Extracted records:
......

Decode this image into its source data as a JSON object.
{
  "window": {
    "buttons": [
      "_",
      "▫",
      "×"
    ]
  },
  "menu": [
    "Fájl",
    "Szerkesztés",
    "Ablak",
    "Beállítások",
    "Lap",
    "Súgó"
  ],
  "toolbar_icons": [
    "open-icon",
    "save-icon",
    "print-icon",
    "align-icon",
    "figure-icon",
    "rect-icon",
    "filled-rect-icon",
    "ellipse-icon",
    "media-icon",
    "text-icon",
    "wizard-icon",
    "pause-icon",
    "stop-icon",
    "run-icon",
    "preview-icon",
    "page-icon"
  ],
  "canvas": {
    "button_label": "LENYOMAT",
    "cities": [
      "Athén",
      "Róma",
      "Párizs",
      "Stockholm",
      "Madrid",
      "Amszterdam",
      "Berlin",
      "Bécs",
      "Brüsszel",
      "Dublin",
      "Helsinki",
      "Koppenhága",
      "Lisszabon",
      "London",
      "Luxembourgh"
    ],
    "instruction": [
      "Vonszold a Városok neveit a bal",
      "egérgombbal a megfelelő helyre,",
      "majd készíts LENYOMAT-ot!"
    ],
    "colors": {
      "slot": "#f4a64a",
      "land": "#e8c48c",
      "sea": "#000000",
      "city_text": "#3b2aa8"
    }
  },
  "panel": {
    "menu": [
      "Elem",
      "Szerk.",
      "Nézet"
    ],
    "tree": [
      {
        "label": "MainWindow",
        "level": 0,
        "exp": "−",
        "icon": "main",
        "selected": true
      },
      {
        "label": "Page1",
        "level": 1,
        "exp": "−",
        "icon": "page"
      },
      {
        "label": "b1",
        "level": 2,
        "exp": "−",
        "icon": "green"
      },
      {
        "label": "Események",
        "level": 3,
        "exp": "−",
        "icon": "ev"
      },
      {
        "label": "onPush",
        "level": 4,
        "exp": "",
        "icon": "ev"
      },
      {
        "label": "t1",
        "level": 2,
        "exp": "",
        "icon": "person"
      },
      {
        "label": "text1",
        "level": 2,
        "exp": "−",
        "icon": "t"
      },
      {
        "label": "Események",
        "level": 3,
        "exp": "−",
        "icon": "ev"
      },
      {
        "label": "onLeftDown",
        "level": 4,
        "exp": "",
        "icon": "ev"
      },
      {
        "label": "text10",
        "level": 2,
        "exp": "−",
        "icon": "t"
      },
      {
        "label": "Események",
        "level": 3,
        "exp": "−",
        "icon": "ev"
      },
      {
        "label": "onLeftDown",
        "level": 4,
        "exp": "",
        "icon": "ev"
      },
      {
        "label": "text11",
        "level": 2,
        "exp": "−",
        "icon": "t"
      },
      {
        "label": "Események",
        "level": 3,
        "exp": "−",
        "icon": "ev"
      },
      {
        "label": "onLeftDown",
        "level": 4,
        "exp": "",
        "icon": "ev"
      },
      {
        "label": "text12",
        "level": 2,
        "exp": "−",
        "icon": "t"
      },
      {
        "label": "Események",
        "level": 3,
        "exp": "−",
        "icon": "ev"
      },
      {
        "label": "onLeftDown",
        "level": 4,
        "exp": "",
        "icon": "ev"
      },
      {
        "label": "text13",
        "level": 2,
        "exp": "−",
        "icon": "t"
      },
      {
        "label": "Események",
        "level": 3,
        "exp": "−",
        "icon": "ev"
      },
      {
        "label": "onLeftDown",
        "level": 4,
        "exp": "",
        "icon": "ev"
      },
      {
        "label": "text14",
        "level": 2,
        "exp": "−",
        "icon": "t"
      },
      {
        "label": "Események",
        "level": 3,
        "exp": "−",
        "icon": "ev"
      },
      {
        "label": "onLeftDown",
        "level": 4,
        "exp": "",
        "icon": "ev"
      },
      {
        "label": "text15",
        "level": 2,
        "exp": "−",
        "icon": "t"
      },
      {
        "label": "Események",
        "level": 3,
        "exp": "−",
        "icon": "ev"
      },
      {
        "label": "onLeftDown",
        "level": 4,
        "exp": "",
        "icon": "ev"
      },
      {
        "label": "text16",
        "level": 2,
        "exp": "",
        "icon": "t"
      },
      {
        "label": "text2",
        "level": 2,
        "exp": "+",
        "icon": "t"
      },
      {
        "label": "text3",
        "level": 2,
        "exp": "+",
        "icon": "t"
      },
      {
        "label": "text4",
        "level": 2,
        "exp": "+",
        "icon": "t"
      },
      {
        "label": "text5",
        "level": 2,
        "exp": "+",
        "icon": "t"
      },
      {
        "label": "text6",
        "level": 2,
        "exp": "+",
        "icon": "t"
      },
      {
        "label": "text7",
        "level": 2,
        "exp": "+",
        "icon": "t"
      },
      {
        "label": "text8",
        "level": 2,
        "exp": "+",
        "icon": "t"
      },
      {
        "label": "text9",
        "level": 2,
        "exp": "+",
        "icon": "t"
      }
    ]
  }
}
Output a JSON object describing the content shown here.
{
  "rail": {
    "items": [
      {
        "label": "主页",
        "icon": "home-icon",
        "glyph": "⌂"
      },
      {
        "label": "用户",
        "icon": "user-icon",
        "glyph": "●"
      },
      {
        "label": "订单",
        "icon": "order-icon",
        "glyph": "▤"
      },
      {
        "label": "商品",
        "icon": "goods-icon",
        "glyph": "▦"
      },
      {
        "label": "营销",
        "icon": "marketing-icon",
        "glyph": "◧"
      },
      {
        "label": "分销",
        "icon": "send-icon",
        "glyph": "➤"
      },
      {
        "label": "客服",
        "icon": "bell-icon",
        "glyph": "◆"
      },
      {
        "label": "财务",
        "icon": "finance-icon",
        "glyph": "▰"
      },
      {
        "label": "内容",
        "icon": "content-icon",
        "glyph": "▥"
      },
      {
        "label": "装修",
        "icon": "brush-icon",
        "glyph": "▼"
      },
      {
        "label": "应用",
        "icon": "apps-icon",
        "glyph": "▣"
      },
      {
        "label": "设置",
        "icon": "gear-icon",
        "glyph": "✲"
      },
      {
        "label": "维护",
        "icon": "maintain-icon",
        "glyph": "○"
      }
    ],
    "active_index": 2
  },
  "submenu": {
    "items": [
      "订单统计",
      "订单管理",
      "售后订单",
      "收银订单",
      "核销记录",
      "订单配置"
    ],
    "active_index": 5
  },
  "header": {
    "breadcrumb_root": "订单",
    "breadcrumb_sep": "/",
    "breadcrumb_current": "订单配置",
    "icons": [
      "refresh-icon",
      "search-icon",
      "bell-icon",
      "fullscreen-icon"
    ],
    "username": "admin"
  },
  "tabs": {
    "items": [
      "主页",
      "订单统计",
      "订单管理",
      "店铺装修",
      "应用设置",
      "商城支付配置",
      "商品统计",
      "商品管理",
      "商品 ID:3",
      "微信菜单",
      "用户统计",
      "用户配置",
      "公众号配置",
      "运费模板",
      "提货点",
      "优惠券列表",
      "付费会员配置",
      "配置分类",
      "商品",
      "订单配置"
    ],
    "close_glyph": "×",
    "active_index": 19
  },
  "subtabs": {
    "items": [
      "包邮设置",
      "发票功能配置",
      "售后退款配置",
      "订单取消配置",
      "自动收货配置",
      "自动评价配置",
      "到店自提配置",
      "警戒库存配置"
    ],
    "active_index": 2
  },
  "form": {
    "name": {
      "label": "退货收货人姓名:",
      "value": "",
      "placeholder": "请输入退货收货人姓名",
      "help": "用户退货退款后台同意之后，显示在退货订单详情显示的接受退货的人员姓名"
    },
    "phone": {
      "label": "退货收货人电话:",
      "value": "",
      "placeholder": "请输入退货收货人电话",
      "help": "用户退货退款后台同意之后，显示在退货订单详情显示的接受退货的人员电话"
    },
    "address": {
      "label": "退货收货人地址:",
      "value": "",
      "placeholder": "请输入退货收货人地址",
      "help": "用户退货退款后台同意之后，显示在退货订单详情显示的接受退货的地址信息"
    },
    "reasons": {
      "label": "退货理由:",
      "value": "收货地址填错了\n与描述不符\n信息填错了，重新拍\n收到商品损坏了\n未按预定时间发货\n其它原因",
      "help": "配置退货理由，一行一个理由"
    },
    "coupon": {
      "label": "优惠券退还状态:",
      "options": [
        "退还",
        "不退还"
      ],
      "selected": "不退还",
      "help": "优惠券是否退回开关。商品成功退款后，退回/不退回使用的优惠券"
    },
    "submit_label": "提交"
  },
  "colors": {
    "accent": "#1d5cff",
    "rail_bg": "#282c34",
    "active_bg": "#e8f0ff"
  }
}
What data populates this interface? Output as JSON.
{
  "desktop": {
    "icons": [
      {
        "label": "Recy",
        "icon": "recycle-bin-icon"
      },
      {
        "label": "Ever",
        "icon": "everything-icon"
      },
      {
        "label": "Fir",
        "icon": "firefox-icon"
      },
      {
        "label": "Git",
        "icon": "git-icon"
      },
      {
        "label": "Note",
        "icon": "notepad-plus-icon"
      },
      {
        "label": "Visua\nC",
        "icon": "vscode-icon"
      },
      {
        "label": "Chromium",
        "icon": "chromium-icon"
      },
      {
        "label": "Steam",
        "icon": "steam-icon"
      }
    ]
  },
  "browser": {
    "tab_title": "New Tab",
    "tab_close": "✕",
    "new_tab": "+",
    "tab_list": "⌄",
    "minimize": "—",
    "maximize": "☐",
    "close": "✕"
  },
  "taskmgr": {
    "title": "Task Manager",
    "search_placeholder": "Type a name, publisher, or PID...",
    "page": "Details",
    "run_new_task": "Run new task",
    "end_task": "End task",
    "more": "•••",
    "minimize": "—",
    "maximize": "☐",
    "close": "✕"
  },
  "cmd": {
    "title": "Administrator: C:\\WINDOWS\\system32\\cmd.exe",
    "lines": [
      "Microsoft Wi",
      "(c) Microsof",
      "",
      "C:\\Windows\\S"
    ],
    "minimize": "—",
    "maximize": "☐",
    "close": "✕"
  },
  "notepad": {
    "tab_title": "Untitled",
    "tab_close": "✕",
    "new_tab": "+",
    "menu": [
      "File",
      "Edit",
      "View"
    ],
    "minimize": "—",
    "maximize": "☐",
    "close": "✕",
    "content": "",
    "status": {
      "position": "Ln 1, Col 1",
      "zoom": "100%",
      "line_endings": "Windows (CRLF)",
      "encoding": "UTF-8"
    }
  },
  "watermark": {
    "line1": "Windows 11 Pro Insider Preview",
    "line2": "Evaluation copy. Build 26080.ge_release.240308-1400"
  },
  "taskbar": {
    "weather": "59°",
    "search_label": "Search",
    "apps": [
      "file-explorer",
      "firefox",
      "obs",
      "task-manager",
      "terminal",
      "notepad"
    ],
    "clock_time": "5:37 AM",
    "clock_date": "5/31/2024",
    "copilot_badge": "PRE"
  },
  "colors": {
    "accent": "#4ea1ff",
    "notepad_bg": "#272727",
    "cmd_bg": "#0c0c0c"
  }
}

......

### Task directions
Wherever "Output" shows up in a line, copy that line.

### Result of the exercise
Output a JSON object describing the content shown here.
What data populates this interface? Output as JSON.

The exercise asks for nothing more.